◆ Your task ◆
Edit the entries below so that every "Patent image size" reads "Drawing dimensions", keeping all other text unchanged, and leave the pictures out of your answer.
=== Exercise inputs ===
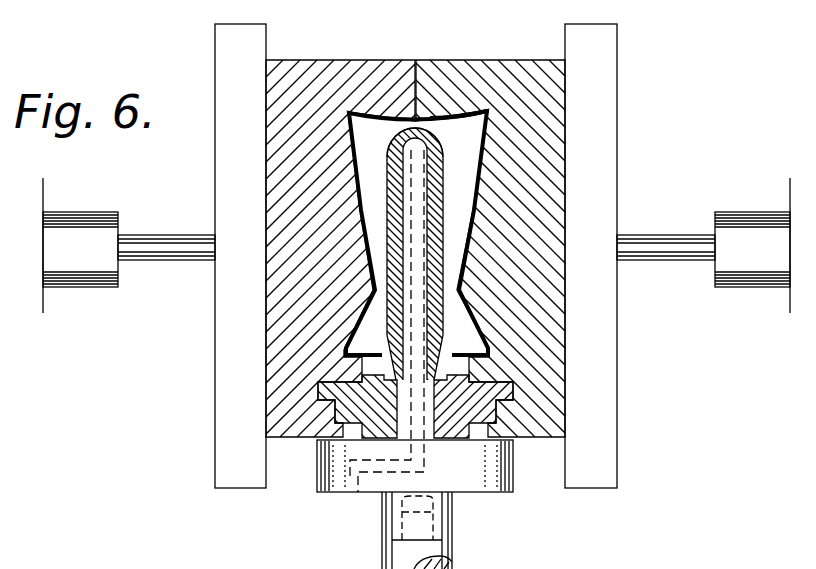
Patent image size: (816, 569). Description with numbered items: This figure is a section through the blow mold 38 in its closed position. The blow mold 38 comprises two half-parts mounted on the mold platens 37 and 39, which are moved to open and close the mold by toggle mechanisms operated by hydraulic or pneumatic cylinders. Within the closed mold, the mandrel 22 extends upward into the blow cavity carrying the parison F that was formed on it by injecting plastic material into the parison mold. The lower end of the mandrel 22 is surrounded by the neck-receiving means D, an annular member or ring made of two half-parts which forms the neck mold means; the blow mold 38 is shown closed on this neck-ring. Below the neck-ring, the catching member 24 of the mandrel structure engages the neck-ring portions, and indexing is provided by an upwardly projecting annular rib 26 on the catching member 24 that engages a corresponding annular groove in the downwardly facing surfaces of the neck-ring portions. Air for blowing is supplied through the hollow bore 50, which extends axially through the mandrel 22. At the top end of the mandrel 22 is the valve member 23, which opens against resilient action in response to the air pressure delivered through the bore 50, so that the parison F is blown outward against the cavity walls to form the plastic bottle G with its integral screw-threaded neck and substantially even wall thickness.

The blow mold 38 is at (358, 58).
The mold platen 37 is at (228, 436).
The mold platen 39 is at (603, 443).
The parison F is at (438, 134).
The plastic bottle G is at (473, 108).
The valve member 23 is at (436, 134).
The mandrel 22 is at (429, 213).
The hollow bore 50 is at (399, 182).
The annular rib 26 is at (324, 434).
The neck-receiving means D is at (512, 437).
The catching member 24 is at (516, 491).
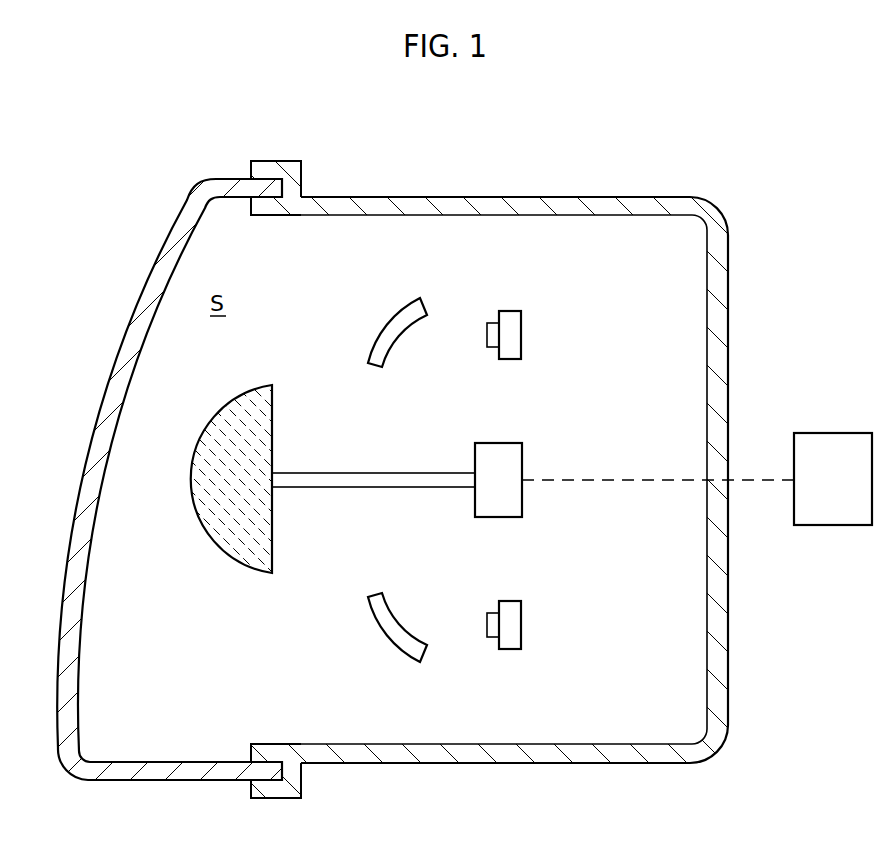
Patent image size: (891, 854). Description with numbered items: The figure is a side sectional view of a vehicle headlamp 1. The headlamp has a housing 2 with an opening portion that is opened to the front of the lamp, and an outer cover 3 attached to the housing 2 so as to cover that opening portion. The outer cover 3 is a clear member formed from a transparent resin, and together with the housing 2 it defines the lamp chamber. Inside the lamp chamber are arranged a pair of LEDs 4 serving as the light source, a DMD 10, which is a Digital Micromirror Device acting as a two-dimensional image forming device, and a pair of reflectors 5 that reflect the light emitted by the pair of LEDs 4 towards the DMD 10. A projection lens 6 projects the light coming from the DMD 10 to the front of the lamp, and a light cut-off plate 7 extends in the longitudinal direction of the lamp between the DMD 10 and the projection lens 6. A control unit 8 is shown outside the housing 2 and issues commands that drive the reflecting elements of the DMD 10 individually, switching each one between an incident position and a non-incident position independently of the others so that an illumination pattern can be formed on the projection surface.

The vehicle headlamp 1 is at (662, 168).
The housing 2 is at (724, 232).
The outer cover 3 is at (143, 292).
The LED 4 is at (516, 329).
The reflector 5 is at (407, 313).
The projection lens 6 is at (222, 550).
The light cut-off plate 7 is at (343, 481).
The control unit 8 is at (845, 440).
The DMD 10 is at (513, 491).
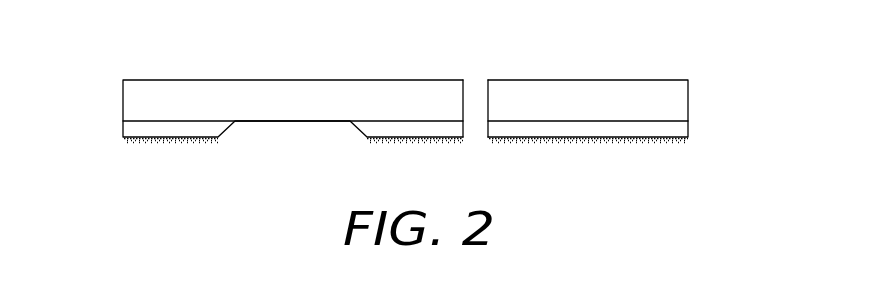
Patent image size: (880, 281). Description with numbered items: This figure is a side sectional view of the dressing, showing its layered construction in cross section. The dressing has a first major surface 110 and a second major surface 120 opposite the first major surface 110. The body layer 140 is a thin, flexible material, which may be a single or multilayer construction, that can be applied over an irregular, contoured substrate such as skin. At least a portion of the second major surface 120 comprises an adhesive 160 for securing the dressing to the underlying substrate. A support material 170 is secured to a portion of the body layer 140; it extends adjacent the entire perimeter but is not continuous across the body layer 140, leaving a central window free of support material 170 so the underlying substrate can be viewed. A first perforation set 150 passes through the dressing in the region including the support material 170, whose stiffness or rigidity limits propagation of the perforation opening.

The first major surface 110 is at (594, 42).
The second major surface 120 is at (594, 176).
The body layer 140 is at (698, 82).
The first perforation set 150 is at (473, 70).
The adhesive 160 is at (158, 138).
The support material 170 is at (138, 128).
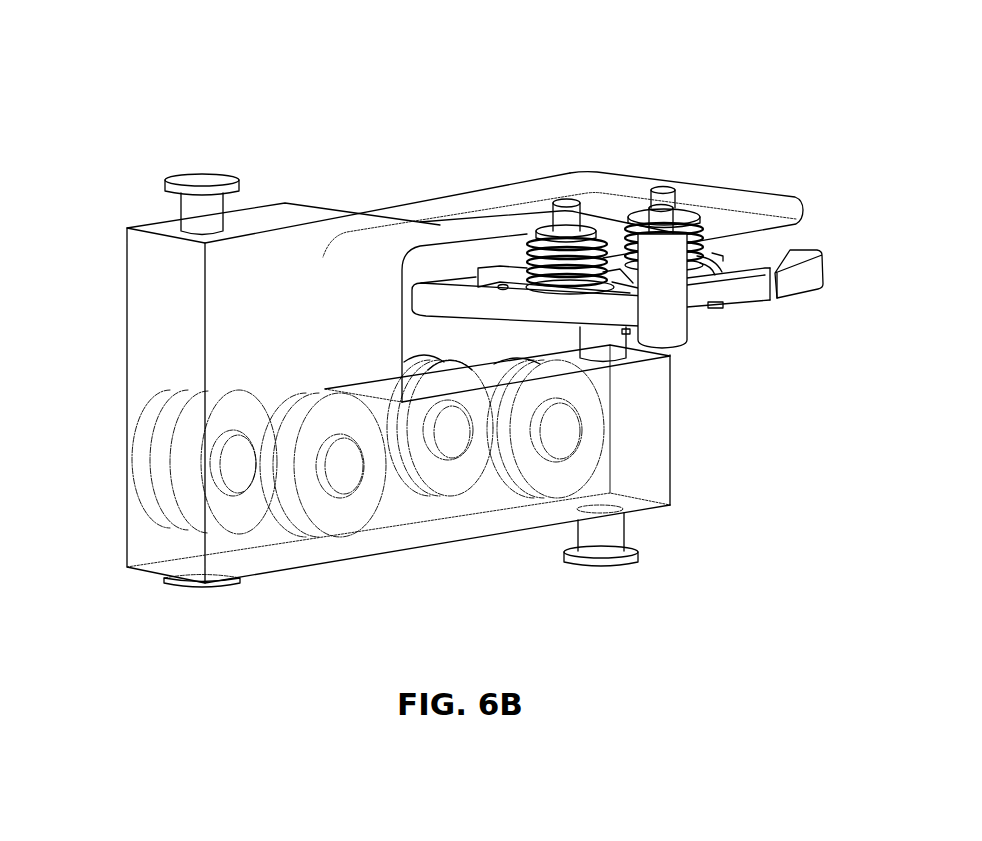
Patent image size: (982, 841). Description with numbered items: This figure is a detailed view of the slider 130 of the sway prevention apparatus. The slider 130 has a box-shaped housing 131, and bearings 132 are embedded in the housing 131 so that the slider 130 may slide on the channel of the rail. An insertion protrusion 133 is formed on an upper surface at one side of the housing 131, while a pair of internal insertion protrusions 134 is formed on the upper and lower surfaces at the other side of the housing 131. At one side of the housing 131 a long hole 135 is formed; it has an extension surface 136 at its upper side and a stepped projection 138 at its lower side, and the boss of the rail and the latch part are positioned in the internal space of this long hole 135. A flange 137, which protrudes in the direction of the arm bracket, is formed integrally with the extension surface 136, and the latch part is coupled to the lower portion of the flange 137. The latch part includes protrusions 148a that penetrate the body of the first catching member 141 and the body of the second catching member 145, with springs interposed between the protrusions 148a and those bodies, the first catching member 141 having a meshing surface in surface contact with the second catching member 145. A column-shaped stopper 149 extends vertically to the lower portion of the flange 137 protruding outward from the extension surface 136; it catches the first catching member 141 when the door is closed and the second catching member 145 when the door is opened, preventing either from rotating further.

The slider 130 is at (348, 176).
The housing 131 is at (218, 326).
The bearings 132 is at (305, 522).
The insertion protrusion 133 is at (200, 178).
The internal insertion protrusions 134 is at (617, 354).
The long hole 135 is at (440, 340).
The extension surface 136 is at (492, 190).
The flange 137 is at (610, 185).
The stepped projection 138 is at (670, 352).
The first catching member 141 is at (483, 342).
The second catching member 145 is at (813, 283).
The protrusions 148a is at (565, 200).
The stopper 149 is at (667, 265).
===
◆ Finished answer ◆
Drawing dimensions: (816, 569). Description with numbered items: This figure is a section through the blow mold 38 in its closed position. The blow mold 38 comprises two half-parts mounted on the mold platens 37 and 39, which are moved to open and close the mold by toggle mechanisms operated by hydraulic or pneumatic cylinders. Within the closed mold, the mandrel 22 extends upward into the blow cavity carrying the parison F that was formed on it by injecting plastic material into the parison mold. The lower end of the mandrel 22 is surrounded by the neck-receiving means D, an annular member or ring made of two half-parts which forms the neck mold means; the blow mold 38 is shown closed on this neck-ring. Below the neck-ring, the catching member 24 of the mandrel structure engages the neck-ring portions, and indexing is provided by an upwardly projecting annular rib 26 on the catching member 24 that engages a corresponding annular groove in the downwardly facing surfaces of the neck-ring portions. Air for blowing is supplied through the hollow bore 50, which extends axially through the mandrel 22. At the top end of the mandrel 22 is the valve member 23, which opens against resilient action in response to the air pressure delivered through the bore 50, so that the parison F is blown outward against the cavity walls to form the plastic bottle G with its integral screw-threaded neck and substantially even wall thickness.

The blow mold 38 is at (358, 58).
The mold platen 37 is at (228, 436).
The mold platen 39 is at (603, 443).
The parison F is at (438, 134).
The plastic bottle G is at (473, 108).
The valve member 23 is at (436, 134).
The mandrel 22 is at (429, 213).
The hollow bore 50 is at (399, 182).
The annular rib 26 is at (324, 434).
The neck-receiving means D is at (512, 437).
The catching member 24 is at (516, 491).
Drawing dimensions: (891, 854). Description with numbered items: The figure is a side sectional view of a vehicle headlamp 1. The headlamp has a housing 2 with an opening portion that is opened to the front of the lamp, and an outer cover 3 attached to the housing 2 so as to cover that opening portion. The outer cover 3 is a clear member formed from a transparent resin, and together with the housing 2 it defines the lamp chamber. Inside the lamp chamber are arranged a pair of LEDs 4 serving as the light source, a DMD 10, which is a Digital Micromirror Device acting as a two-dimensional image forming device, and a pair of reflectors 5 that reflect the light emitted by the pair of LEDs 4 towards the DMD 10. A projection lens 6 projects the light coming from the DMD 10 to the front of the lamp, and a light cut-off plate 7 extends in the longitudinal direction of the lamp between the DMD 10 and the projection lens 6. A control unit 8 is shown outside the housing 2 and issues commands that drive the reflecting elements of the DMD 10 individually, switching each one between an incident position and a non-incident position independently of the others so that an illumination pattern can be formed on the projection surface.

The vehicle headlamp 1 is at (662, 168).
The housing 2 is at (724, 232).
The outer cover 3 is at (143, 292).
The LED 4 is at (516, 329).
The reflector 5 is at (407, 313).
The projection lens 6 is at (222, 550).
The light cut-off plate 7 is at (343, 481).
The control unit 8 is at (845, 440).
The DMD 10 is at (513, 491).
Drawing dimensions: (880, 281). Description with numbered items: This figure is a side sectional view of the dressing, showing its layered construction in cross section. The dressing has a first major surface 110 and a second major surface 120 opposite the first major surface 110. The body layer 140 is a thin, flexible material, which may be a single or multilayer construction, that can be applied over an irregular, contoured substrate such as skin. At least a portion of the second major surface 120 comprises an adhesive 160 for securing the dressing to the underlying substrate. A support material 170 is secured to a portion of the body layer 140; it extends adjacent the entire perimeter but is not continuous across the body layer 140, leaving a central window free of support material 170 so the underlying substrate can be viewed. A first perforation set 150 passes through the dressing in the region including the support material 170, whose stiffness or rigidity limits propagation of the perforation opening.

The first major surface 110 is at (594, 42).
The second major surface 120 is at (594, 176).
The body layer 140 is at (698, 82).
The first perforation set 150 is at (473, 70).
The adhesive 160 is at (158, 138).
The support material 170 is at (138, 128).
Drawing dimensions: (982, 841). Description with numbered items: This figure is a detailed view of the slider 130 of the sway prevention apparatus. The slider 130 has a box-shaped housing 131, and bearings 132 are embedded in the housing 131 so that the slider 130 may slide on the channel of the rail. An insertion protrusion 133 is formed on an upper surface at one side of the housing 131, while a pair of internal insertion protrusions 134 is formed on the upper and lower surfaces at the other side of the housing 131. At one side of the housing 131 a long hole 135 is formed; it has an extension surface 136 at its upper side and a stepped projection 138 at its lower side, and the boss of the rail and the latch part are positioned in the internal space of this long hole 135. A flange 137, which protrudes in the direction of the arm bracket, is formed integrally with the extension surface 136, and the latch part is coupled to the lower portion of the flange 137. The latch part includes protrusions 148a that penetrate the body of the first catching member 141 and the body of the second catching member 145, with springs interposed between the protrusions 148a and those bodies, the first catching member 141 having a meshing surface in surface contact with the second catching member 145. A column-shaped stopper 149 extends vertically to the lower portion of the flange 137 protruding outward from the extension surface 136; it catches the first catching member 141 when the door is closed and the second catching member 145 when the door is opened, preventing either from rotating further.

The slider 130 is at (348, 176).
The housing 131 is at (218, 326).
The bearings 132 is at (305, 522).
The insertion protrusion 133 is at (200, 178).
The internal insertion protrusions 134 is at (617, 354).
The long hole 135 is at (440, 340).
The extension surface 136 is at (492, 190).
The flange 137 is at (610, 185).
The stepped projection 138 is at (670, 352).
The first catching member 141 is at (483, 342).
The second catching member 145 is at (813, 283).
The protrusions 148a is at (565, 200).
The stopper 149 is at (667, 265).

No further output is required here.